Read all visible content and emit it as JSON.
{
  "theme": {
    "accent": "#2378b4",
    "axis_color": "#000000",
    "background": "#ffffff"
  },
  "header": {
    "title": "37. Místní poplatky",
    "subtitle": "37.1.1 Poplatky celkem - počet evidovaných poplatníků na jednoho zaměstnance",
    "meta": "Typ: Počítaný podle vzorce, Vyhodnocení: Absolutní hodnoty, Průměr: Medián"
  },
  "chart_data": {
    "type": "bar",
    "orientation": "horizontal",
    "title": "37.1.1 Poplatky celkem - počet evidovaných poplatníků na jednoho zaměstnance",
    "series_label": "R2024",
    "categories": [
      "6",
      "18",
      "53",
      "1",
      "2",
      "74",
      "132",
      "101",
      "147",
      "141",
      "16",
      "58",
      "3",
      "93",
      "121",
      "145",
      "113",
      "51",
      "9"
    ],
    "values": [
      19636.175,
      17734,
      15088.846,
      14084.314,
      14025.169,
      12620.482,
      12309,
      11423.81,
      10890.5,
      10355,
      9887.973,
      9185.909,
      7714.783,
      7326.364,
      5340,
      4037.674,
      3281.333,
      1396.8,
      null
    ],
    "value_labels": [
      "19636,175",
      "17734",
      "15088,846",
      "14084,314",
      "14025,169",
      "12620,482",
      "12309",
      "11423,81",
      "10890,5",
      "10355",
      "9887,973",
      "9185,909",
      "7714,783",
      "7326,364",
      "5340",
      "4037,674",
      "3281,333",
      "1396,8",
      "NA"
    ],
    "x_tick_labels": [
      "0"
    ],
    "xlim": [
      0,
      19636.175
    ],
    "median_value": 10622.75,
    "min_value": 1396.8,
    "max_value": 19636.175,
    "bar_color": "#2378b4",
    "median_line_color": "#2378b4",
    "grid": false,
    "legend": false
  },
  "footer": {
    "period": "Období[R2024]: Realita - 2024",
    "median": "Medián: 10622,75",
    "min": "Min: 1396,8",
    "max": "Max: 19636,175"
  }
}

==========

■ Required task: Which lines hold the word "Medián"? Copy all of them.

■ Solution for this task:
    "meta": "Typ: Počítaný podle vzorce, Vyhodnocení: Absolutní hodnoty, Průměr: Medián"
    "median": "Medián: 10622,75",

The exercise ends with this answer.